* What is expected *
From the listing below, pick out each line with the word "ylabel".
─── Input for this task ───
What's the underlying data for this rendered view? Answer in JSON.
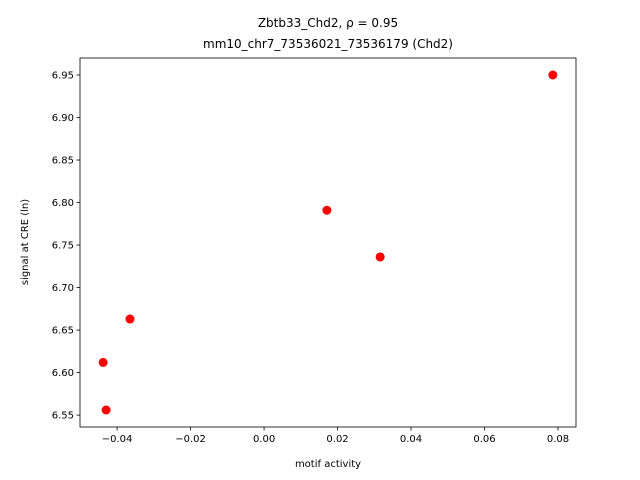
{
  "chart_data": {
    "type": "scatter",
    "title": "Zbtb33_Chd2, ρ = 0.95",
    "subtitle": "mm10_chr7_73536021_73536179 (Chd2)",
    "x_label": "motif activity",
    "y_label": "signal at CRE (ln)",
    "series": [
      {
        "color": "#ff0000",
        "x": [
          0.0786,
          0.0171,
          0.0316,
          -0.0365,
          -0.0438,
          -0.043
        ],
        "values": [
          6.95,
          6.791,
          6.736,
          6.663,
          6.612,
          6.556
        ]
      }
    ],
    "xlim": [
      -0.0501,
      0.0849
    ],
    "ylim": [
      6.536,
      6.97
    ],
    "xticks": [
      {
        "value": -0.04,
        "label": "−0.04"
      },
      {
        "value": -0.02,
        "label": "−0.02"
      },
      {
        "value": 0,
        "label": "0.00"
      },
      0.02,
      0.04,
      0.06,
      0.08
    ],
    "yticks": [
      6.55,
      {
        "value": 6.6,
        "label": "6.60"
      },
      6.65,
      {
        "value": 6.7,
        "label": "6.70"
      },
      6.75,
      {
        "value": 6.8,
        "label": "6.80"
      },
      6.85,
      {
        "value": 6.9,
        "label": "6.90"
      },
      6.95
    ]
  }
}
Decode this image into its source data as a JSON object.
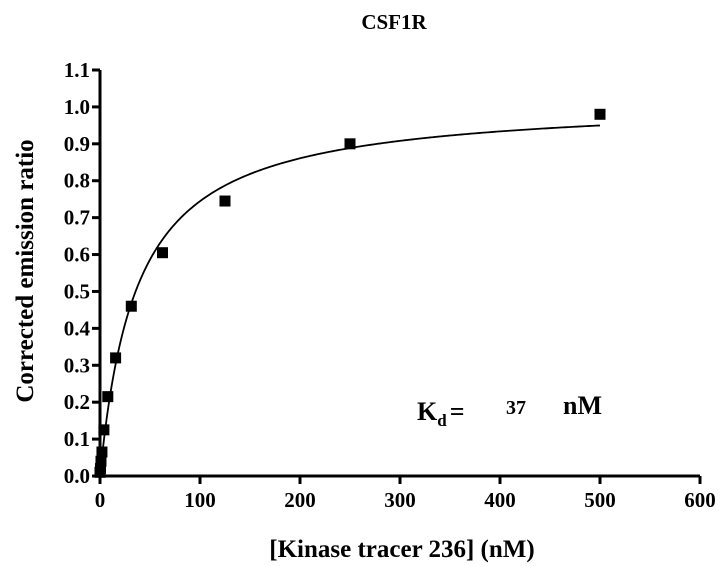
{
  "chart_data": {
    "type": "scatter",
    "title": "CSF1R",
    "xlabel": "[Kinase tracer 236] (nM)",
    "ylabel": "Corrected emission ratio",
    "xlim": [
      0,
      600
    ],
    "ylim": [
      0,
      1.1
    ],
    "xticks": [
      "0",
      "100",
      "200",
      "300",
      "400",
      "500",
      "600"
    ],
    "yticks": [
      "0.0",
      "0.1",
      "0.2",
      "0.3",
      "0.4",
      "0.5",
      "0.6",
      "0.7",
      "0.8",
      "0.9",
      "1.0",
      "1.1"
    ],
    "grid": false,
    "series": [
      {
        "marker": "square",
        "color": "#000000",
        "x": [
          0,
          0.49,
          0.98,
          1.95,
          3.9,
          7.8,
          15.6,
          31.3,
          62.5,
          125,
          250,
          500
        ],
        "y": [
          0.01,
          0.02,
          0.04,
          0.065,
          0.125,
          0.215,
          0.32,
          0.46,
          0.605,
          0.745,
          0.9,
          0.98
        ]
      }
    ],
    "fit": {
      "model": "one-site binding",
      "kd": 37,
      "bmax": 1.02,
      "color": "#000000"
    },
    "annotation": {
      "k": "K",
      "sub": "d",
      "eq": "=",
      "value": "37",
      "unit": "nM"
    }
  }
}
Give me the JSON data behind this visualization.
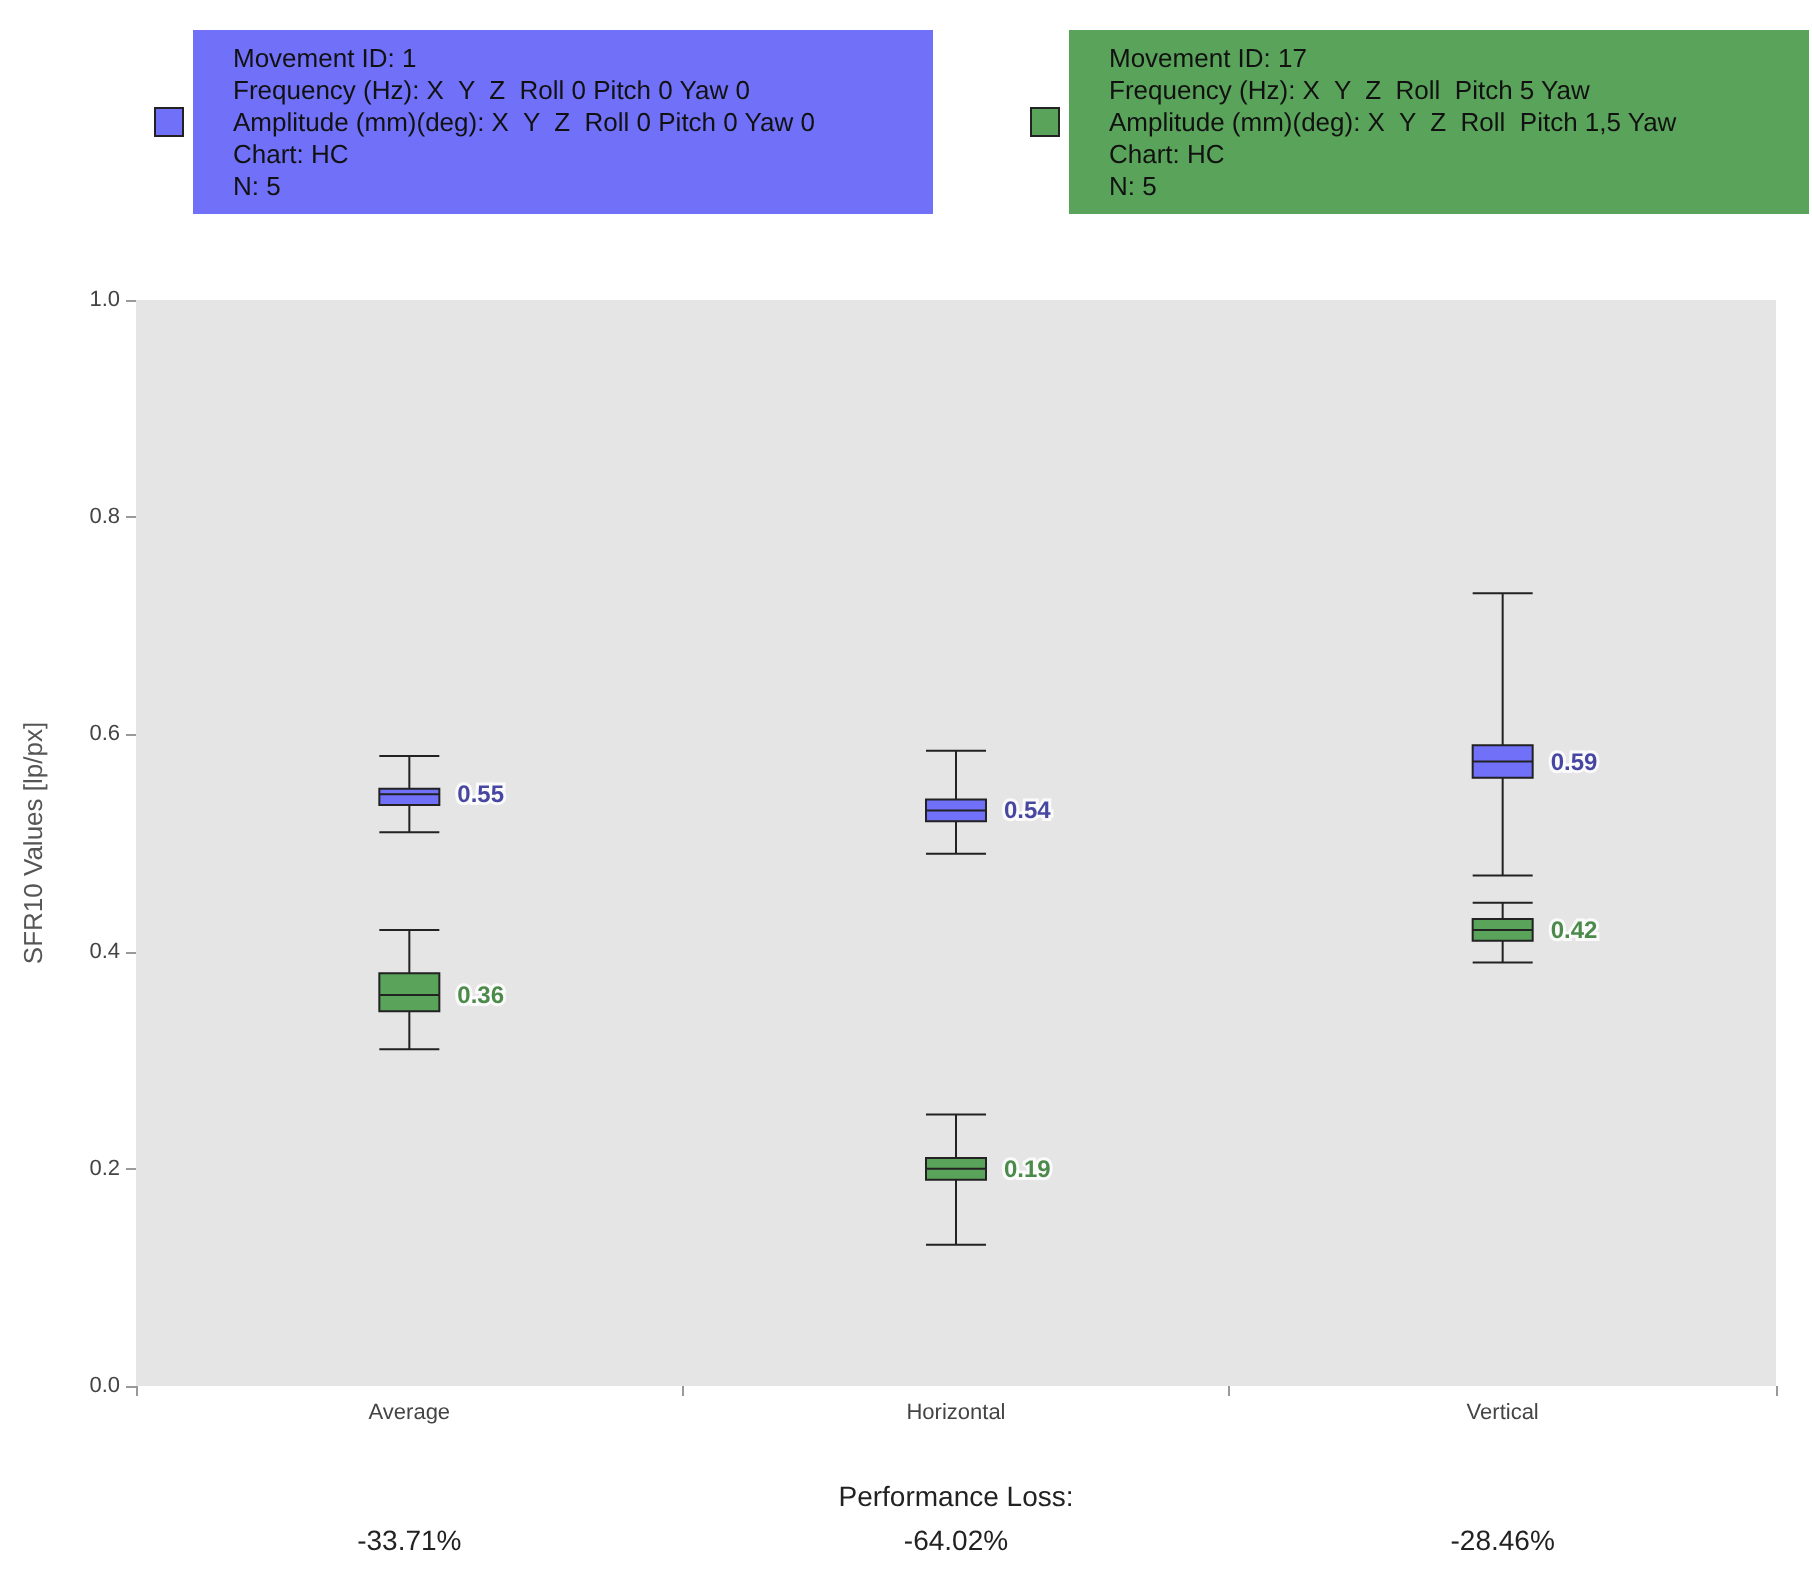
{
  "chart_data": {
    "type": "box",
    "ylabel": "SFR10 Values [lp/px]",
    "xlabel": "Performance Loss:",
    "categories": [
      "Average",
      "Horizontal",
      "Vertical"
    ],
    "ylim": [
      0,
      1
    ],
    "yticks": [
      {
        "value": 0,
        "label": "0.0"
      },
      0.2,
      0.4,
      0.6,
      0.8,
      {
        "value": 1,
        "label": "1.0"
      }
    ],
    "grid": false,
    "legend": "top",
    "series": [
      {
        "name": "Movement ID: 1\nFrequency (Hz): X  Y  Z  Roll 0 Pitch 0 Yaw 0\nAmplitude (mm)(deg): X  Y  Z  Roll 0 Pitch 0 Yaw 0\nChart: HC\nN: 5",
        "color": "#7070f8",
        "value_labels": [
          "0.55",
          "0.54",
          "0.59"
        ],
        "boxes": [
          {
            "low": 0.51,
            "q1": 0.535,
            "median": 0.545,
            "q3": 0.55,
            "high": 0.58
          },
          {
            "low": 0.49,
            "q1": 0.52,
            "median": 0.53,
            "q3": 0.54,
            "high": 0.585
          },
          {
            "low": 0.47,
            "q1": 0.56,
            "median": 0.575,
            "q3": 0.59,
            "high": 0.73
          }
        ]
      },
      {
        "name": "Movement ID: 17\nFrequency (Hz): X  Y  Z  Roll  Pitch 5 Yaw\nAmplitude (mm)(deg): X  Y  Z  Roll  Pitch 1,5 Yaw\nChart: HC\nN: 5",
        "color": "#5aa35a",
        "value_labels": [
          "0.36",
          "0.19",
          "0.42"
        ],
        "boxes": [
          {
            "low": 0.31,
            "q1": 0.345,
            "median": 0.36,
            "q3": 0.38,
            "high": 0.42
          },
          {
            "low": 0.13,
            "q1": 0.19,
            "median": 0.2,
            "q3": 0.21,
            "high": 0.25
          },
          {
            "low": 0.39,
            "q1": 0.41,
            "median": 0.42,
            "q3": 0.43,
            "high": 0.445
          }
        ]
      }
    ],
    "annotations": [
      "-33.71%",
      "-64.02%",
      "-28.46%"
    ]
  }
}
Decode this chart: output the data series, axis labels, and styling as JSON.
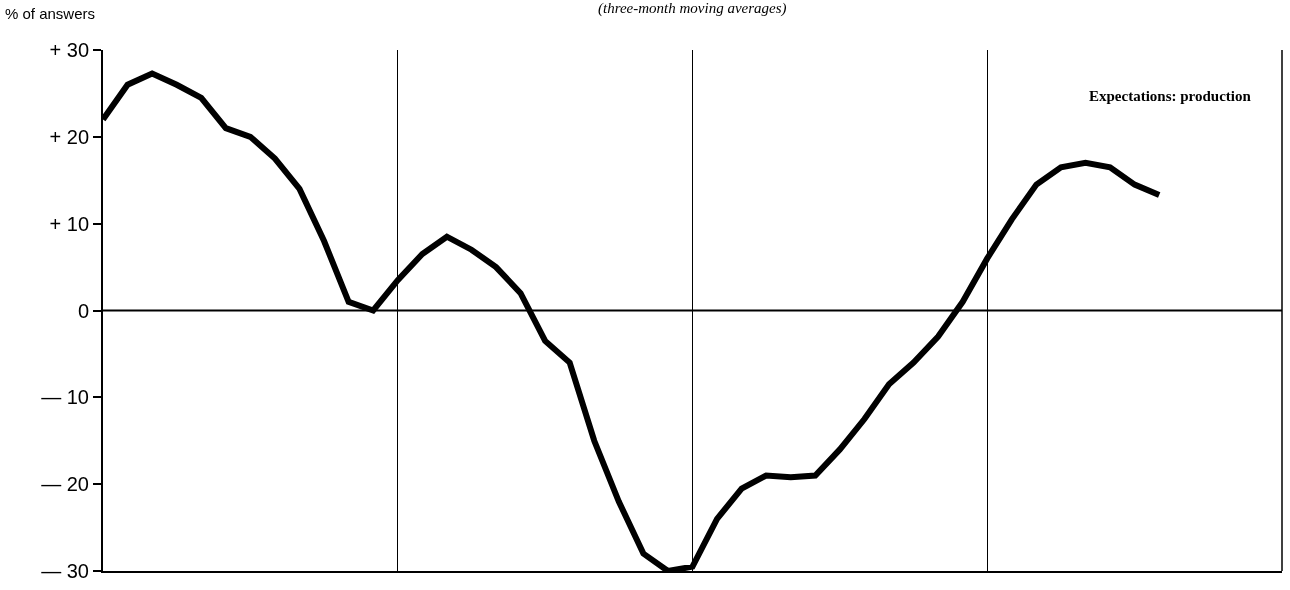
───
* Final result *
    "ylabel": "Corrected emission ratio",
    "ylabel": "SFR10 Values [lp/px]",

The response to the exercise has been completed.